Copy out the entries below in full and exactly.

== EXTRACTED ENTRIES ==

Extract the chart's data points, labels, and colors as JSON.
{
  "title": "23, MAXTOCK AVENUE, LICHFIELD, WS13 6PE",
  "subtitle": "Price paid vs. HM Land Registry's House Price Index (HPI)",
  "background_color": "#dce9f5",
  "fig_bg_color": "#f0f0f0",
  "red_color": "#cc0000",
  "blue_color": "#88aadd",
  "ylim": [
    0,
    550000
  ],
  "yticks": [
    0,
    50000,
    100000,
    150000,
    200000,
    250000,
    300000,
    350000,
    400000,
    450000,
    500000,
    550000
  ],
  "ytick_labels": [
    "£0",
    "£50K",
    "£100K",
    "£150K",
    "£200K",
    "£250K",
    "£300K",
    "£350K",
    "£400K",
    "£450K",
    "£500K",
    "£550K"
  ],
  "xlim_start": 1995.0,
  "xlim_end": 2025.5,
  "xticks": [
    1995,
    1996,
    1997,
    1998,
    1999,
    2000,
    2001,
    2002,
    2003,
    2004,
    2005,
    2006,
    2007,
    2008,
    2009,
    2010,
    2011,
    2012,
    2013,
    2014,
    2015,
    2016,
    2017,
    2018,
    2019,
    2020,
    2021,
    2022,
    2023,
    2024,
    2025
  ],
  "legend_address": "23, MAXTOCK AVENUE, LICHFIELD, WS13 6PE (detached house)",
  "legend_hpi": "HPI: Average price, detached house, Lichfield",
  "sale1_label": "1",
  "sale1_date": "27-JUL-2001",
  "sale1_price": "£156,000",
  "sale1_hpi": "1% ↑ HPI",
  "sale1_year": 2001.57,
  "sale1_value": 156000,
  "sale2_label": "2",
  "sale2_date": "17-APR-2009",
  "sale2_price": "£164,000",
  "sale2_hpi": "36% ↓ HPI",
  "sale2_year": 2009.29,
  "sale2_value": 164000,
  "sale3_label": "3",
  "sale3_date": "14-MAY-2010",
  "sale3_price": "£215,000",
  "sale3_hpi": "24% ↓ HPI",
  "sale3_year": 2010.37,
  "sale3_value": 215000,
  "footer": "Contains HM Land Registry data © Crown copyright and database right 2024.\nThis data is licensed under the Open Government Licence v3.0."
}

===

■ **REPLY TO THE EXERCISE**:
Extract the chart's data points, labels, and colors as JSON.
{
  "title": "23, MAXTOCK AVENUE, LICHFIELD, WS13 6PE",
  "subtitle": "Price paid vs. HM Land Registry's House Price Index (HPI)",
  "background_color": "#dce9f5",
  "fig_bg_color": "#f0f0f0",
  "red_color": "#cc0000",
  "blue_color": "#88aadd",
  "ylim": [
    0,
    550000
  ],
  "yticks": [
    0,
    50000,
    100000,
    150000,
    200000,
    250000,
    300000,
    350000,
    400000,
    450000,
    500000,
    550000
  ],
  "ytick_labels": [
    "£0",
    "£50K",
    "£100K",
    "£150K",
    "£200K",
    "£250K",
    "£300K",
    "£350K",
    "£400K",
    "£450K",
    "£500K",
    "£550K"
  ],
  "xlim_start": 1995.0,
  "xlim_end": 2025.5,
  "xticks": [
    1995,
    1996,
    1997,
    1998,
    1999,
    2000,
    2001,
    2002,
    2003,
    2004,
    2005,
    2006,
    2007,
    2008,
    2009,
    2010,
    2011,
    2012,
    2013,
    2014,
    2015,
    2016,
    2017,
    2018,
    2019,
    2020,
    2021,
    2022,
    2023,
    2024,
    2025
  ],
  "legend_address": "23, MAXTOCK AVENUE, LICHFIELD, WS13 6PE (detached house)",
  "legend_hpi": "HPI: Average price, detached house, Lichfield",
  "sale1_label": "1",
  "sale1_date": "27-JUL-2001",
  "sale1_price": "£156,000",
  "sale1_hpi": "1% ↑ HPI",
  "sale1_year": 2001.57,
  "sale1_value": 156000,
  "sale2_label": "2",
  "sale2_date": "17-APR-2009",
  "sale2_price": "£164,000",
  "sale2_hpi": "36% ↓ HPI",
  "sale2_year": 2009.29,
  "sale2_value": 164000,
  "sale3_label": "3",
  "sale3_date": "14-MAY-2010",
  "sale3_price": "£215,000",
  "sale3_hpi": "24% ↓ HPI",
  "sale3_year": 2010.37,
  "sale3_value": 215000,
  "footer": "Contains HM Land Registry data © Crown copyright and database right 2024.\nThis data is licensed under the Open Government Licence v3.0."
}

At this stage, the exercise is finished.